> Problem requirements:
Under this task are some entries; return every one of them exactly.

Part of a data file:
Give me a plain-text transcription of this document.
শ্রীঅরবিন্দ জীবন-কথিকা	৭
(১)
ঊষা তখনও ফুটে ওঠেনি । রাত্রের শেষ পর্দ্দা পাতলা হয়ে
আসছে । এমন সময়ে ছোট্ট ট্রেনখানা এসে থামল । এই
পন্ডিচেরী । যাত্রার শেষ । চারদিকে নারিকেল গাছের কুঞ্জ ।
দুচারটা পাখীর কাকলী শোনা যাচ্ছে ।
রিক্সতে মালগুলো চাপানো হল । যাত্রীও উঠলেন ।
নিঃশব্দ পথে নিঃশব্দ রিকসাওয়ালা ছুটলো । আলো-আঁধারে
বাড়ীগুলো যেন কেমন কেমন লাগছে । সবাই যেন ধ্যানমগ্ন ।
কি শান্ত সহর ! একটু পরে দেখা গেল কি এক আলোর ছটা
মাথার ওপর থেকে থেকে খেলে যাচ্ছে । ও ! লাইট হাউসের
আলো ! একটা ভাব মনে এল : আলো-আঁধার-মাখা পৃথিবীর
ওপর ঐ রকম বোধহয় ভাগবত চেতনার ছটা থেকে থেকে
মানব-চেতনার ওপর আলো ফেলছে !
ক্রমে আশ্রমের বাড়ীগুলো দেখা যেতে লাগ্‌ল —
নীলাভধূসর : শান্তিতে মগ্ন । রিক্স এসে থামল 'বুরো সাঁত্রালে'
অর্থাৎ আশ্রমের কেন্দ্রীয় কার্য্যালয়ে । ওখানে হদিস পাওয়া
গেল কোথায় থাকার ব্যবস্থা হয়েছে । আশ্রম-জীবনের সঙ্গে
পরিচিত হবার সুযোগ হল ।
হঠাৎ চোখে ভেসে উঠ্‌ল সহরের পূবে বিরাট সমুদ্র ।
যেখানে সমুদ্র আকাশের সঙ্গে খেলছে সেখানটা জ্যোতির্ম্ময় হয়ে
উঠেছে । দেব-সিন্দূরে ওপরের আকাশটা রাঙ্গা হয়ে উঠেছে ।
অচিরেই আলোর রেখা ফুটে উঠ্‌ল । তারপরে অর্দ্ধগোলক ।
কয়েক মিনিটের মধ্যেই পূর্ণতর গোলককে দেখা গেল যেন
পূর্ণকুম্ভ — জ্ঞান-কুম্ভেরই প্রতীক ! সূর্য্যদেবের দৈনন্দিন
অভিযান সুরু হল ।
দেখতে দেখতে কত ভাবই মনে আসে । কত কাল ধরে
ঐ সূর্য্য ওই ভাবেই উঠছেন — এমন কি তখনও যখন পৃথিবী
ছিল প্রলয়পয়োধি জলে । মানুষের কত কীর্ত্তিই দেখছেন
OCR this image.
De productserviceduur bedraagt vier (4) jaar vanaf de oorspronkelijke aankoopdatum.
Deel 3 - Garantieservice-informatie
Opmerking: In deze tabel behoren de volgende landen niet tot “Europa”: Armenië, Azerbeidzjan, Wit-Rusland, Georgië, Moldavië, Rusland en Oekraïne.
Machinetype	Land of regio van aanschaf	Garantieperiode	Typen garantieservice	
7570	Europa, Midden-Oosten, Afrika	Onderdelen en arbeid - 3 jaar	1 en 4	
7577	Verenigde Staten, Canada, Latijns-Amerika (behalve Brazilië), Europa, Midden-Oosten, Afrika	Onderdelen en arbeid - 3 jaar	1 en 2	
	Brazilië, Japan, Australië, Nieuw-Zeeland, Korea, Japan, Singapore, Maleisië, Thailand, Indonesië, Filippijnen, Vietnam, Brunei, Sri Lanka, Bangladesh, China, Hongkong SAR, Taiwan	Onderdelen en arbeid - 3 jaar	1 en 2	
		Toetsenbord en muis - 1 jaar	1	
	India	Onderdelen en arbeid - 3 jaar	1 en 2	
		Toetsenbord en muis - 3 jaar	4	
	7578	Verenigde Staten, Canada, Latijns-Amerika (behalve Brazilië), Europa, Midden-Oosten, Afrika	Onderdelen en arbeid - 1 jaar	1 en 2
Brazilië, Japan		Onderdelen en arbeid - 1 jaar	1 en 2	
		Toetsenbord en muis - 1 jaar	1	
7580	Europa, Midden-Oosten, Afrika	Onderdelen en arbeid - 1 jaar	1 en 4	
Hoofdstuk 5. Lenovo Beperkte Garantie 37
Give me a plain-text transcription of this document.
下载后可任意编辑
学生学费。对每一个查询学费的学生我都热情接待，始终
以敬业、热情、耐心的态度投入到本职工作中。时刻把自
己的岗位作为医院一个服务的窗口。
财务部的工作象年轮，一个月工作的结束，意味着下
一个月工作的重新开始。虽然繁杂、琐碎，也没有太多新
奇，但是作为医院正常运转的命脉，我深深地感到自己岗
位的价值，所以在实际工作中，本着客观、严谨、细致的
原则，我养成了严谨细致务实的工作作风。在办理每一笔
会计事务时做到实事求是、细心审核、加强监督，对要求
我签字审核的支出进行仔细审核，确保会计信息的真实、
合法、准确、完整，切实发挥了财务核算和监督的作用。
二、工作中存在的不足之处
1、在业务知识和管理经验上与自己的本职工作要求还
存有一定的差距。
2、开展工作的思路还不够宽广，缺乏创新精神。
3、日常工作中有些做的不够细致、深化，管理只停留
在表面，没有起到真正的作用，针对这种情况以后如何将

> Final result:
Give me a plain-text transcription of this document.
শ্রীঅরবিন্দ জীবন-কথিকা	৭
(১)
ঊষা তখনও ফুটে ওঠেনি । রাত্রের শেষ পর্দ্দা পাতলা হয়ে
আসছে । এমন সময়ে ছোট্ট ট্রেনখানা এসে থামল । এই
পন্ডিচেরী । যাত্রার শেষ । চারদিকে নারিকেল গাছের কুঞ্জ ।
দুচারটা পাখীর কাকলী শোনা যাচ্ছে ।
রিক্সতে মালগুলো চাপানো হল । যাত্রীও উঠলেন ।
নিঃশব্দ পথে নিঃশব্দ রিকসাওয়ালা ছুটলো । আলো-আঁধারে
বাড়ীগুলো যেন কেমন কেমন লাগছে । সবাই যেন ধ্যানমগ্ন ।
কি শান্ত সহর ! একটু পরে দেখা গেল কি এক আলোর ছটা
মাথার ওপর থেকে থেকে খেলে যাচ্ছে । ও ! লাইট হাউসের
আলো ! একটা ভাব মনে এল : আলো-আঁধার-মাখা পৃথিবীর
ওপর ঐ রকম বোধহয় ভাগবত চেতনার ছটা থেকে থেকে
মানব-চেতনার ওপর আলো ফেলছে !
ক্রমে আশ্রমের বাড়ীগুলো দেখা যেতে লাগ্‌ল —
নীলাভধূসর : শান্তিতে মগ্ন । রিক্স এসে থামল 'বুরো সাঁত্রালে'
অর্থাৎ আশ্রমের কেন্দ্রীয় কার্য্যালয়ে । ওখানে হদিস পাওয়া
গেল কোথায় থাকার ব্যবস্থা হয়েছে । আশ্রম-জীবনের সঙ্গে
পরিচিত হবার সুযোগ হল ।
হঠাৎ চোখে ভেসে উঠ্‌ল সহরের পূবে বিরাট সমুদ্র ।
যেখানে সমুদ্র আকাশের সঙ্গে খেলছে সেখানটা জ্যোতির্ম্ময় হয়ে
উঠেছে । দেব-সিন্দূরে ওপরের আকাশটা রাঙ্গা হয়ে উঠেছে ।
অচিরেই আলোর রেখা ফুটে উঠ্‌ল । তারপরে অর্দ্ধগোলক ।
কয়েক মিনিটের মধ্যেই পূর্ণতর গোলককে দেখা গেল যেন
পূর্ণকুম্ভ — জ্ঞান-কুম্ভেরই প্রতীক ! সূর্য্যদেবের দৈনন্দিন
অভিযান সুরু হল ।
দেখতে দেখতে কত ভাবই মনে আসে । কত কাল ধরে
ঐ সূর্য্য ওই ভাবেই উঠছেন — এমন কি তখনও যখন পৃথিবী
ছিল প্রলয়পয়োধি জলে । মানুষের কত কীর্ত্তিই দেখছেন
OCR this image.
De productserviceduur bedraagt vier (4) jaar vanaf de oorspronkelijke aankoopdatum.
Deel 3 - Garantieservice-informatie
Opmerking: In deze tabel behoren de volgende landen niet tot “Europa”: Armenië, Azerbeidzjan, Wit-Rusland, Georgië, Moldavië, Rusland en Oekraïne.
Machinetype	Land of regio van aanschaf	Garantieperiode	Typen garantieservice	
7570	Europa, Midden-Oosten, Afrika	Onderdelen en arbeid - 3 jaar	1 en 4	
7577	Verenigde Staten, Canada, Latijns-Amerika (behalve Brazilië), Europa, Midden-Oosten, Afrika	Onderdelen en arbeid - 3 jaar	1 en 2	
	Brazilië, Japan, Australië, Nieuw-Zeeland, Korea, Japan, Singapore, Maleisië, Thailand, Indonesië, Filippijnen, Vietnam, Brunei, Sri Lanka, Bangladesh, China, Hongkong SAR, Taiwan	Onderdelen en arbeid - 3 jaar	1 en 2	
		Toetsenbord en muis - 1 jaar	1	
	India	Onderdelen en arbeid - 3 jaar	1 en 2	
		Toetsenbord en muis - 3 jaar	4	
	7578	Verenigde Staten, Canada, Latijns-Amerika (behalve Brazilië), Europa, Midden-Oosten, Afrika	Onderdelen en arbeid - 1 jaar	1 en 2
Brazilië, Japan		Onderdelen en arbeid - 1 jaar	1 en 2	
		Toetsenbord en muis - 1 jaar	1	
7580	Europa, Midden-Oosten, Afrika	Onderdelen en arbeid - 1 jaar	1 en 4	
Hoofdstuk 5. Lenovo Beperkte Garantie 37
Give me a plain-text transcription of this document.
下载后可任意编辑
学生学费。对每一个查询学费的学生我都热情接待，始终
以敬业、热情、耐心的态度投入到本职工作中。时刻把自
己的岗位作为医院一个服务的窗口。
财务部的工作象年轮，一个月工作的结束，意味着下
一个月工作的重新开始。虽然繁杂、琐碎，也没有太多新
奇，但是作为医院正常运转的命脉，我深深地感到自己岗
位的价值，所以在实际工作中，本着客观、严谨、细致的
原则，我养成了严谨细致务实的工作作风。在办理每一笔
会计事务时做到实事求是、细心审核、加强监督，对要求
我签字审核的支出进行仔细审核，确保会计信息的真实、
合法、准确、完整，切实发挥了财务核算和监督的作用。
二、工作中存在的不足之处
1、在业务知识和管理经验上与自己的本职工作要求还
存有一定的差距。
2、开展工作的思路还不够宽广，缺乏创新精神。
3、日常工作中有些做的不够细致、深化，管理只停留
在表面，没有起到真正的作用，针对这种情况以后如何将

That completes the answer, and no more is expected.